## Exercise details
Extract the entries in their exact form.

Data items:
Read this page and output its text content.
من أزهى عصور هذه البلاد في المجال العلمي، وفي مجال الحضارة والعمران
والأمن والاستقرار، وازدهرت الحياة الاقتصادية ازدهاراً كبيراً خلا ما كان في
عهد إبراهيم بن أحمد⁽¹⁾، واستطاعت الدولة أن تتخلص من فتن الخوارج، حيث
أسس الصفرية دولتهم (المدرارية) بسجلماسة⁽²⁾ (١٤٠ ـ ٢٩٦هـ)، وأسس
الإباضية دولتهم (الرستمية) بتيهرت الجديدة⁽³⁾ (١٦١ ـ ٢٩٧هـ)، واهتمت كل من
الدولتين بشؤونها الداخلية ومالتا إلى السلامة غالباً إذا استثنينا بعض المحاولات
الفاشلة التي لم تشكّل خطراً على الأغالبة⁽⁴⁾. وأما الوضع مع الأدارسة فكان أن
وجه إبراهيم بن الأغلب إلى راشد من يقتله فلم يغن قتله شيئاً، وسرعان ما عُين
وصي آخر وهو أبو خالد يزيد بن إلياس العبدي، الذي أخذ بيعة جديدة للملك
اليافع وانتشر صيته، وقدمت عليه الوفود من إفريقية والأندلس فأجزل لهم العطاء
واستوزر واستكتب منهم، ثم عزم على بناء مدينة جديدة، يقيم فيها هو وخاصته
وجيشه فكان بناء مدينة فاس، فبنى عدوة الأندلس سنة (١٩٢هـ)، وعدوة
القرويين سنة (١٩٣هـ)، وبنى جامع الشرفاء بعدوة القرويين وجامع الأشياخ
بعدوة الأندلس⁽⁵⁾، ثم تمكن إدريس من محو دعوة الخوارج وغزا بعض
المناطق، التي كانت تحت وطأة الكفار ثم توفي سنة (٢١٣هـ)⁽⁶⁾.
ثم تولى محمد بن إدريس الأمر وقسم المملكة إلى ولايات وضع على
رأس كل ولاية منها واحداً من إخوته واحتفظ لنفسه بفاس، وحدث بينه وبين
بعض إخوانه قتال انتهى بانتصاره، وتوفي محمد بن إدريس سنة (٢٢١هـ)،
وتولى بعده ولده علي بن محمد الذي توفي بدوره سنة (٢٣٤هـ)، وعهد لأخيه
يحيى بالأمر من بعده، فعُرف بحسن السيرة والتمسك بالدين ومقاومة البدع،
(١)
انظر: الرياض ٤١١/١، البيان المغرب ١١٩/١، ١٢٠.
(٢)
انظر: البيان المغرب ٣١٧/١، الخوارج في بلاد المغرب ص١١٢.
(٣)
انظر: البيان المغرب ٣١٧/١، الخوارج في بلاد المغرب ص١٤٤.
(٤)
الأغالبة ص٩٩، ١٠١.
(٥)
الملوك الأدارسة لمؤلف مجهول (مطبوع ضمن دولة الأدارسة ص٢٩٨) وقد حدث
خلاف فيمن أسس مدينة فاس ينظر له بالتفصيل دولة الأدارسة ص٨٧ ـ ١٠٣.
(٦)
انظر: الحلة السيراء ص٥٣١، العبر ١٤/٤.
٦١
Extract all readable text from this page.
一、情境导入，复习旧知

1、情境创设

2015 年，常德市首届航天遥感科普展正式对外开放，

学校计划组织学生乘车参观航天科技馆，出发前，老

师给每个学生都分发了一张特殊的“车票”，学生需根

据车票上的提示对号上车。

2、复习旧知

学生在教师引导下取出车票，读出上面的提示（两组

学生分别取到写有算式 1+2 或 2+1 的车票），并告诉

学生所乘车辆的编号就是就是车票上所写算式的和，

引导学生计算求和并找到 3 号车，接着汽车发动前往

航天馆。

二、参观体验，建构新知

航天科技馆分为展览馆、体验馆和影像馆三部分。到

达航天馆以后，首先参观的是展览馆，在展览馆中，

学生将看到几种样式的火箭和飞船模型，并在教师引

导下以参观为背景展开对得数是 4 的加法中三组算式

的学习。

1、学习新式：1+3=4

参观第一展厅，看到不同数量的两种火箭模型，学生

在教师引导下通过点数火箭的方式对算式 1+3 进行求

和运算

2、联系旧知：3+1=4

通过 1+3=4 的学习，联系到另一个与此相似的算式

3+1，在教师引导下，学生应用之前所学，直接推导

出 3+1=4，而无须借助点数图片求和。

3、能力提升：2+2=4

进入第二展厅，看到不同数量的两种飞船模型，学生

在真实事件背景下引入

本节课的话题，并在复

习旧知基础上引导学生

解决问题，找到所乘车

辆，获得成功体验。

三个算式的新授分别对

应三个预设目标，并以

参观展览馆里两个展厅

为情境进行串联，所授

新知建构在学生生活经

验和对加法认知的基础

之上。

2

## Written reply
Read this page and output its text content.
من أزهى عصور هذه البلاد في المجال العلمي، وفي مجال الحضارة والعمران
والأمن والاستقرار، وازدهرت الحياة الاقتصادية ازدهاراً كبيراً خلا ما كان في
عهد إبراهيم بن أحمد⁽¹⁾، واستطاعت الدولة أن تتخلص من فتن الخوارج، حيث
أسس الصفرية دولتهم (المدرارية) بسجلماسة⁽²⁾ (١٤٠ ـ ٢٩٦هـ)، وأسس
الإباضية دولتهم (الرستمية) بتيهرت الجديدة⁽³⁾ (١٦١ ـ ٢٩٧هـ)، واهتمت كل من
الدولتين بشؤونها الداخلية ومالتا إلى السلامة غالباً إذا استثنينا بعض المحاولات
الفاشلة التي لم تشكّل خطراً على الأغالبة⁽⁴⁾. وأما الوضع مع الأدارسة فكان أن
وجه إبراهيم بن الأغلب إلى راشد من يقتله فلم يغن قتله شيئاً، وسرعان ما عُين
وصي آخر وهو أبو خالد يزيد بن إلياس العبدي، الذي أخذ بيعة جديدة للملك
اليافع وانتشر صيته، وقدمت عليه الوفود من إفريقية والأندلس فأجزل لهم العطاء
واستوزر واستكتب منهم، ثم عزم على بناء مدينة جديدة، يقيم فيها هو وخاصته
وجيشه فكان بناء مدينة فاس، فبنى عدوة الأندلس سنة (١٩٢هـ)، وعدوة
القرويين سنة (١٩٣هـ)، وبنى جامع الشرفاء بعدوة القرويين وجامع الأشياخ
بعدوة الأندلس⁽⁵⁾، ثم تمكن إدريس من محو دعوة الخوارج وغزا بعض
المناطق، التي كانت تحت وطأة الكفار ثم توفي سنة (٢١٣هـ)⁽⁶⁾.
ثم تولى محمد بن إدريس الأمر وقسم المملكة إلى ولايات وضع على
رأس كل ولاية منها واحداً من إخوته واحتفظ لنفسه بفاس، وحدث بينه وبين
بعض إخوانه قتال انتهى بانتصاره، وتوفي محمد بن إدريس سنة (٢٢١هـ)،
وتولى بعده ولده علي بن محمد الذي توفي بدوره سنة (٢٣٤هـ)، وعهد لأخيه
يحيى بالأمر من بعده، فعُرف بحسن السيرة والتمسك بالدين ومقاومة البدع،
(١)
انظر: الرياض ٤١١/١، البيان المغرب ١١٩/١، ١٢٠.
(٢)
انظر: البيان المغرب ٣١٧/١، الخوارج في بلاد المغرب ص١١٢.
(٣)
انظر: البيان المغرب ٣١٧/١، الخوارج في بلاد المغرب ص١٤٤.
(٤)
الأغالبة ص٩٩، ١٠١.
(٥)
الملوك الأدارسة لمؤلف مجهول (مطبوع ضمن دولة الأدارسة ص٢٩٨) وقد حدث
خلاف فيمن أسس مدينة فاس ينظر له بالتفصيل دولة الأدارسة ص٨٧ ـ ١٠٣.
(٦)
انظر: الحلة السيراء ص٥٣١، العبر ١٤/٤.
٦١
Extract all readable text from this page.
一、情境导入，复习旧知

1、情境创设

2015 年，常德市首届航天遥感科普展正式对外开放，

学校计划组织学生乘车参观航天科技馆，出发前，老

师给每个学生都分发了一张特殊的“车票”，学生需根

据车票上的提示对号上车。

2、复习旧知

学生在教师引导下取出车票，读出上面的提示（两组

学生分别取到写有算式 1+2 或 2+1 的车票），并告诉

学生所乘车辆的编号就是就是车票上所写算式的和，

引导学生计算求和并找到 3 号车，接着汽车发动前往

航天馆。

二、参观体验，建构新知

航天科技馆分为展览馆、体验馆和影像馆三部分。到

达航天馆以后，首先参观的是展览馆，在展览馆中，

学生将看到几种样式的火箭和飞船模型，并在教师引

导下以参观为背景展开对得数是 4 的加法中三组算式

的学习。

1、学习新式：1+3=4

参观第一展厅，看到不同数量的两种火箭模型，学生

在教师引导下通过点数火箭的方式对算式 1+3 进行求

和运算

2、联系旧知：3+1=4

通过 1+3=4 的学习，联系到另一个与此相似的算式

3+1，在教师引导下，学生应用之前所学，直接推导

出 3+1=4，而无须借助点数图片求和。

3、能力提升：2+2=4

进入第二展厅，看到不同数量的两种飞船模型，学生

在真实事件背景下引入

本节课的话题，并在复

习旧知基础上引导学生

解决问题，找到所乘车

辆，获得成功体验。

三个算式的新授分别对

应三个预设目标，并以

参观展览馆里两个展厅

为情境进行串联，所授

新知建构在学生生活经

验和对加法认知的基础

之上。

2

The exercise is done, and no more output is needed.